§ **GOAL**:
Look for "исполнения" in each line of the entries, and return the matching lines.

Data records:
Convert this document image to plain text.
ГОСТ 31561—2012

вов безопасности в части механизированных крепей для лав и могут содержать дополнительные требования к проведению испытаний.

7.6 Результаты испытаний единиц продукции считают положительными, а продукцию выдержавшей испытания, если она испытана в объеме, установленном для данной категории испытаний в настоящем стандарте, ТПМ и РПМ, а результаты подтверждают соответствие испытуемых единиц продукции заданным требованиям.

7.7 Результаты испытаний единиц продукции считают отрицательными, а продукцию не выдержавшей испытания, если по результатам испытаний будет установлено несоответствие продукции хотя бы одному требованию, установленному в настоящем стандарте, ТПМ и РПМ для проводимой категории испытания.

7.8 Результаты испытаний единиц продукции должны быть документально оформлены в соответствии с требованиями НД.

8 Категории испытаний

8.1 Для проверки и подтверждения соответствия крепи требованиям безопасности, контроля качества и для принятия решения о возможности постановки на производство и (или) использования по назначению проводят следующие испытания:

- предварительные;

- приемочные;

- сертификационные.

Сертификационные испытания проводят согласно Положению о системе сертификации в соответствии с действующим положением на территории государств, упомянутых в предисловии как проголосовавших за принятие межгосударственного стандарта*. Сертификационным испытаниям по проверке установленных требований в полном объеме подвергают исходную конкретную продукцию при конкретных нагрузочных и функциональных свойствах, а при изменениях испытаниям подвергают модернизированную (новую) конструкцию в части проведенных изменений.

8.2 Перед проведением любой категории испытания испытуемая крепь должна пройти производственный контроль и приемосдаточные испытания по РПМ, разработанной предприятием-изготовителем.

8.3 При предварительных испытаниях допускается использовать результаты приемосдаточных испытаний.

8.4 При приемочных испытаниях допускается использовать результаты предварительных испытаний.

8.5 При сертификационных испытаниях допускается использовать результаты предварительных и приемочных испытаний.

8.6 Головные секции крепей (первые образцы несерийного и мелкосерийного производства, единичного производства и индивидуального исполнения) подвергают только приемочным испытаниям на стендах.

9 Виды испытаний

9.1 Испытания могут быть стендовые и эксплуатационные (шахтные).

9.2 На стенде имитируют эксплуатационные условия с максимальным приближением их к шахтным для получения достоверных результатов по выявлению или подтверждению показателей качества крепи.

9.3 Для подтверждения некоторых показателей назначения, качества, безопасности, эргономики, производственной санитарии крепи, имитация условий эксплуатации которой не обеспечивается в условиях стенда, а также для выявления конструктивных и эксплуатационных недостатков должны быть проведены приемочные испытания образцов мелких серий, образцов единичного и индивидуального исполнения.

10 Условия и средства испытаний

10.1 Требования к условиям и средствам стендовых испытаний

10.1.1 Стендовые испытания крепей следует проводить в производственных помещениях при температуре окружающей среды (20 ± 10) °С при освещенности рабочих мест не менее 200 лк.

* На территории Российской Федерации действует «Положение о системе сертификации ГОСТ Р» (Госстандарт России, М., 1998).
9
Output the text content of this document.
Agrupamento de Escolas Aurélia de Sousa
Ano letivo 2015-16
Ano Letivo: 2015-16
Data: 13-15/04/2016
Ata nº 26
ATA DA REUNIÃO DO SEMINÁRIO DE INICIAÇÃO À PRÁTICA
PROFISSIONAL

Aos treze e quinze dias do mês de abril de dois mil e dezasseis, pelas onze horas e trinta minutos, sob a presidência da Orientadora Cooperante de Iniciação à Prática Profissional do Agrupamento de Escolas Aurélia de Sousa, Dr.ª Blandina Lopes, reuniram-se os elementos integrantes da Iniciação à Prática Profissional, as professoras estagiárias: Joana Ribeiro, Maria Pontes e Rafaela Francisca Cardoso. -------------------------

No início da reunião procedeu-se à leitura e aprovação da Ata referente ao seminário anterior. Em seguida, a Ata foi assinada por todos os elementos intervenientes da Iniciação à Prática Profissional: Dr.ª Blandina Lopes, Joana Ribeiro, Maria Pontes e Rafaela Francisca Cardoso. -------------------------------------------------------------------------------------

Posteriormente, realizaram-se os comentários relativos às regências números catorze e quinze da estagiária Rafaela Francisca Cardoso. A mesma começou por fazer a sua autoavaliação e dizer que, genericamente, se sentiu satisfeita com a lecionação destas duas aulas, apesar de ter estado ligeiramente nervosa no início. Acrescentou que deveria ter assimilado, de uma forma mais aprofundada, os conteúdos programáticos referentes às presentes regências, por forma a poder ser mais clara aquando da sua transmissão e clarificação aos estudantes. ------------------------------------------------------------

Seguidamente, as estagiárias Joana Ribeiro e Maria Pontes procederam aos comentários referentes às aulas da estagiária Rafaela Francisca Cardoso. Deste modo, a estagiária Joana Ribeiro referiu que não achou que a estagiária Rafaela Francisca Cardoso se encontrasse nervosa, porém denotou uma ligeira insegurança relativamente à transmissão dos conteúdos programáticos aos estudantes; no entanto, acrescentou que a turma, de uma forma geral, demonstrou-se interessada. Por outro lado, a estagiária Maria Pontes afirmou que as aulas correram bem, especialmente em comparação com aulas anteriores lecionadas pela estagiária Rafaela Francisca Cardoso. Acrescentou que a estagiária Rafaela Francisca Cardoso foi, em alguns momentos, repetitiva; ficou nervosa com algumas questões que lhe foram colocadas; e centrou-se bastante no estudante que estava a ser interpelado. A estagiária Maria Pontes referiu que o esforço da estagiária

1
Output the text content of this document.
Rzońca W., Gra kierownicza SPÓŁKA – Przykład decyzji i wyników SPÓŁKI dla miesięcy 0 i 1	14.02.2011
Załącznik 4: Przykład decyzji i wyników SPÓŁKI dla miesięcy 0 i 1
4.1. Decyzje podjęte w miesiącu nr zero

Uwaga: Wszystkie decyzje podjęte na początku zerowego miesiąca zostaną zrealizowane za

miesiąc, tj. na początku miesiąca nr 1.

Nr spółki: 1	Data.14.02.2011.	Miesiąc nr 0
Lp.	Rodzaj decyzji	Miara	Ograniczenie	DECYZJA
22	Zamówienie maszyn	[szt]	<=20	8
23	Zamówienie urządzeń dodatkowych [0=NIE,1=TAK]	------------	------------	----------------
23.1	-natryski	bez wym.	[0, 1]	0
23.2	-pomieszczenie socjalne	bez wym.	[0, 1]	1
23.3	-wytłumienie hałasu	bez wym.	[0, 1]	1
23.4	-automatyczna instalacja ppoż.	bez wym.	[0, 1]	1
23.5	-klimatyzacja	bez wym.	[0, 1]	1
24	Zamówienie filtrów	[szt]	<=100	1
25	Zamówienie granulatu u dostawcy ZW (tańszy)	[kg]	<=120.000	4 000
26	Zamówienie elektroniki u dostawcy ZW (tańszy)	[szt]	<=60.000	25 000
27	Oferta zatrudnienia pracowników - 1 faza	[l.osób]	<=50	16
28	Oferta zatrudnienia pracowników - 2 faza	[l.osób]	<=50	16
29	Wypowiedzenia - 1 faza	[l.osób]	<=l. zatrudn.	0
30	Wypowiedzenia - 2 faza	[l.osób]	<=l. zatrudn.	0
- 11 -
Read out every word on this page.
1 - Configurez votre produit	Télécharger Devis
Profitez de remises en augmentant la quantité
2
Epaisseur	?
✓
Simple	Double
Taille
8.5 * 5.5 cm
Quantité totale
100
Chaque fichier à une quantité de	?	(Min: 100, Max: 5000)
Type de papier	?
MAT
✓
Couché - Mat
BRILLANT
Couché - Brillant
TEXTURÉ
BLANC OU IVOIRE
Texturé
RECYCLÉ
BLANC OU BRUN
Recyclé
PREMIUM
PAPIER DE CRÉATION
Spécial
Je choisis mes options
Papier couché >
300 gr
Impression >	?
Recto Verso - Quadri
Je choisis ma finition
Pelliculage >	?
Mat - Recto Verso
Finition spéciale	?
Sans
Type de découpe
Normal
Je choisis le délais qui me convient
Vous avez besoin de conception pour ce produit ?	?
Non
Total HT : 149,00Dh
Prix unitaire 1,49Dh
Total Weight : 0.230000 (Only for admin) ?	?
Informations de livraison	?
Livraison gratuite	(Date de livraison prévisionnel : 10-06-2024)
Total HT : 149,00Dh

§ **COMPLETE RESPONSE**:
8.6 Головные секции крепей (первые образцы несерийного и мелкосерийного производства, единичного производства и индивидуального исполнения) подвергают только приемочным испытаниям на стендах.
9.3 Для подтверждения некоторых показателей назначения, качества, безопасности, эргономики, производственной санитарии крепи, имитация условий эксплуатации которой не обеспечивается в условиях стенда, а также для выявления конструктивных и эксплуатационных недостатков должны быть проведены приемочные испытания образцов мелких серий, образцов единичного и индивидуального исполнения.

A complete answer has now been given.